◆ INSTRUCTIONS FOR THE TASK:
Report, as a bare number, how many lines contain the string "grid".

◆ Dataset entries on figures:
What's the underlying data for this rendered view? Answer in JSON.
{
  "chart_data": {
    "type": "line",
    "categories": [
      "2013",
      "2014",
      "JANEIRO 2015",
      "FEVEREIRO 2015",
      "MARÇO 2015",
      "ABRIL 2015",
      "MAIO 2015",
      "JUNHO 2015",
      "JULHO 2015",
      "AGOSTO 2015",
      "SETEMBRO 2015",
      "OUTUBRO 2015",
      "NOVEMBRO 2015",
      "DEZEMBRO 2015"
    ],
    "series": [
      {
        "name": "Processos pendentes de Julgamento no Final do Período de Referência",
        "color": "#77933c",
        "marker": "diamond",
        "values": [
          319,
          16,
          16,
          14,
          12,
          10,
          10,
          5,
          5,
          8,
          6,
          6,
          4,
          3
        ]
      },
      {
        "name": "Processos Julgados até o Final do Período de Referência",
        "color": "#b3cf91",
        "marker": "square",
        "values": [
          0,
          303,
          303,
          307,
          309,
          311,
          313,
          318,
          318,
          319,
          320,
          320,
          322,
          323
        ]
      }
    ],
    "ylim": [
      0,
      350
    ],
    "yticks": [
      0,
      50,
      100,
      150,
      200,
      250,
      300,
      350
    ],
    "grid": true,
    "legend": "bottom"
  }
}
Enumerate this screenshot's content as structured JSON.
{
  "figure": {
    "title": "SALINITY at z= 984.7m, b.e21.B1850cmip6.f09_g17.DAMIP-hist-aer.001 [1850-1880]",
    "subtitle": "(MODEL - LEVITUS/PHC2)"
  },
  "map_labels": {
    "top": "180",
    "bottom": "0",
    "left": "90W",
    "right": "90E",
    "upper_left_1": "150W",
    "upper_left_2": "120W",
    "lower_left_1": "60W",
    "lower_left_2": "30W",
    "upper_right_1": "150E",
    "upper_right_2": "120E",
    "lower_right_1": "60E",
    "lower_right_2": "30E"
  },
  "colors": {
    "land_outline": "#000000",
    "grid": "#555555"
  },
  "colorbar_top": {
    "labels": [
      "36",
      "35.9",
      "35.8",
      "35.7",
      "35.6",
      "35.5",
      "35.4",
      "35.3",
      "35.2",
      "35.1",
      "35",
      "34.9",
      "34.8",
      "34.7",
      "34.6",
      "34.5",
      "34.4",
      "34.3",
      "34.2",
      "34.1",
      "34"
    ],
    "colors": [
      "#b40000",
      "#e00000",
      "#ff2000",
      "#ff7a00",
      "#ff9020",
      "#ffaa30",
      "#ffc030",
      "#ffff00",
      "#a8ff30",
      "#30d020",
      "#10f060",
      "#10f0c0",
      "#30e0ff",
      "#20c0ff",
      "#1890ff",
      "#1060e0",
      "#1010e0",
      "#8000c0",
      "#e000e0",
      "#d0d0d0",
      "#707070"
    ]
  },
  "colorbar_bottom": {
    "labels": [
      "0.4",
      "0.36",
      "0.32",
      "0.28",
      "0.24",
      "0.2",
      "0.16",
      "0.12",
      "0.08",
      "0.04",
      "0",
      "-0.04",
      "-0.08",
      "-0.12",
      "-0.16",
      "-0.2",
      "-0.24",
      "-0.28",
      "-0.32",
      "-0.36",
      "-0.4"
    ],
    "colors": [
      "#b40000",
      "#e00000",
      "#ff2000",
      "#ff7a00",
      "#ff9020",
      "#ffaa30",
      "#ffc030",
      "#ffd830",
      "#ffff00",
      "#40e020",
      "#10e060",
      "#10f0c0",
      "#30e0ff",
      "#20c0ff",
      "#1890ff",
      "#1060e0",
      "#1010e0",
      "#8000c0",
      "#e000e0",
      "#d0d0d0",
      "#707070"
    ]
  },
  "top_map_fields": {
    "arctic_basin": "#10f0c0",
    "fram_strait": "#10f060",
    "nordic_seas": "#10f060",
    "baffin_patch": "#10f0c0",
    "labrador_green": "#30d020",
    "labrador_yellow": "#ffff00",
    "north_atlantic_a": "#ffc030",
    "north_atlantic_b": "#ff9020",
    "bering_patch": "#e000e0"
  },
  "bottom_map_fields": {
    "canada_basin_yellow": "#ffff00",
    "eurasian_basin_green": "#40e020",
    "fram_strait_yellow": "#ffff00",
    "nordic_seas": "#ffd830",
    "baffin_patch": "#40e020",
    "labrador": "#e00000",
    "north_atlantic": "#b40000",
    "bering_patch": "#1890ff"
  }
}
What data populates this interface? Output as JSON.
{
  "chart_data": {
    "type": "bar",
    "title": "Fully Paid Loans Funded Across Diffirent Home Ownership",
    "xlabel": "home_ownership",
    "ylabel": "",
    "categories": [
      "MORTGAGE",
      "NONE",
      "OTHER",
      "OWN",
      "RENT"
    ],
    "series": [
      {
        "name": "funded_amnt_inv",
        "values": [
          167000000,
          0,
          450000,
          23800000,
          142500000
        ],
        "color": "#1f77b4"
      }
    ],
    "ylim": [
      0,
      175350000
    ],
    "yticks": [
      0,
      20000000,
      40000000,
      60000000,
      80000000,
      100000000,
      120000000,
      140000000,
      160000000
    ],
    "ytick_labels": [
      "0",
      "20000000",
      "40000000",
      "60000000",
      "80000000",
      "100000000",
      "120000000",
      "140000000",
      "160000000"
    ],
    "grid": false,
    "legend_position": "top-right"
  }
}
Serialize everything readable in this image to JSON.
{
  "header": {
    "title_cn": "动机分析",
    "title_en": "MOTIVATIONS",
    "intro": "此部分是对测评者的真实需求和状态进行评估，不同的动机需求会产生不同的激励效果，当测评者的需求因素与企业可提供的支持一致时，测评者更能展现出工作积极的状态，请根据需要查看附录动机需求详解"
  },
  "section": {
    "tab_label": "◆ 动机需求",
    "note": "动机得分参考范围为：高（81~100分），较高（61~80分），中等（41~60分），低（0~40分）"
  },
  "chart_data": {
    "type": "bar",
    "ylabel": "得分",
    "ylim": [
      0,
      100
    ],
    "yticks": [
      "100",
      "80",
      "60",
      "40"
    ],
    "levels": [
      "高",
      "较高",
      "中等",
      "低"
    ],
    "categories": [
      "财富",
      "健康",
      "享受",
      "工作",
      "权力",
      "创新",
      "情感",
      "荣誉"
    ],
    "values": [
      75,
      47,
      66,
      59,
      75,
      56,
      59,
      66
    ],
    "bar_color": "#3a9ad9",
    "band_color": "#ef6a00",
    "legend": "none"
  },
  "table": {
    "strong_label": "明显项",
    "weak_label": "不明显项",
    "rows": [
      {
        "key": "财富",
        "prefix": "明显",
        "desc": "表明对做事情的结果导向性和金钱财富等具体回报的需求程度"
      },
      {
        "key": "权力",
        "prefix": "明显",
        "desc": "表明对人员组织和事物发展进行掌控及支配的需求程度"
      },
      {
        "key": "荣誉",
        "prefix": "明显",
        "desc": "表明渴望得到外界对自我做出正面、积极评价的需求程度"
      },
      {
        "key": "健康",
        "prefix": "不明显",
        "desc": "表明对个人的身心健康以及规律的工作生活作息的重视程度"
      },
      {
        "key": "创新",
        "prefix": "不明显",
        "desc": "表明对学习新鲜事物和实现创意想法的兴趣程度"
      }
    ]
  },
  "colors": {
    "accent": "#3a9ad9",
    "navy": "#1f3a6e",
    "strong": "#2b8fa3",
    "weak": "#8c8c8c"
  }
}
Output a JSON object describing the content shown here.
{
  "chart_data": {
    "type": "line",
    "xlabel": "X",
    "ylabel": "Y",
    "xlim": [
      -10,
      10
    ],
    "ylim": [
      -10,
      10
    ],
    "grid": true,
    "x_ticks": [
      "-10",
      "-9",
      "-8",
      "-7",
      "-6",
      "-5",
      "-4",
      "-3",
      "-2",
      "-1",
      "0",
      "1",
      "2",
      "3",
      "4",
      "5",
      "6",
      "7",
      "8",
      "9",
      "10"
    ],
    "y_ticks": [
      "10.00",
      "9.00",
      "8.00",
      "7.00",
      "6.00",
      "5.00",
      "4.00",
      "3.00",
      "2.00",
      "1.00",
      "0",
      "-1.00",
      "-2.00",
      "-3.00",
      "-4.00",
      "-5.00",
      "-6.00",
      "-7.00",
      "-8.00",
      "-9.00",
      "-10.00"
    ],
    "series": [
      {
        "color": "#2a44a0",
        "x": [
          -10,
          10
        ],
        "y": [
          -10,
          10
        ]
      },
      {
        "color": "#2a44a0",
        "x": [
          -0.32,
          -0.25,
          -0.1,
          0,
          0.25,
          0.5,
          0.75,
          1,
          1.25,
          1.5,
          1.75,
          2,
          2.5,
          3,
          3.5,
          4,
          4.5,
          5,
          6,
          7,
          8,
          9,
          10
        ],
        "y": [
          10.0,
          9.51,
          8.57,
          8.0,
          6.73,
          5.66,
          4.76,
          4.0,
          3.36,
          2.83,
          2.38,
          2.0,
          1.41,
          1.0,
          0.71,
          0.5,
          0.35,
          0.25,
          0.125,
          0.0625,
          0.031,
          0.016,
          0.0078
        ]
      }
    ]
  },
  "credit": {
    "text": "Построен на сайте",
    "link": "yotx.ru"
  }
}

◆ ANSWER TO THE PROBLEM:
4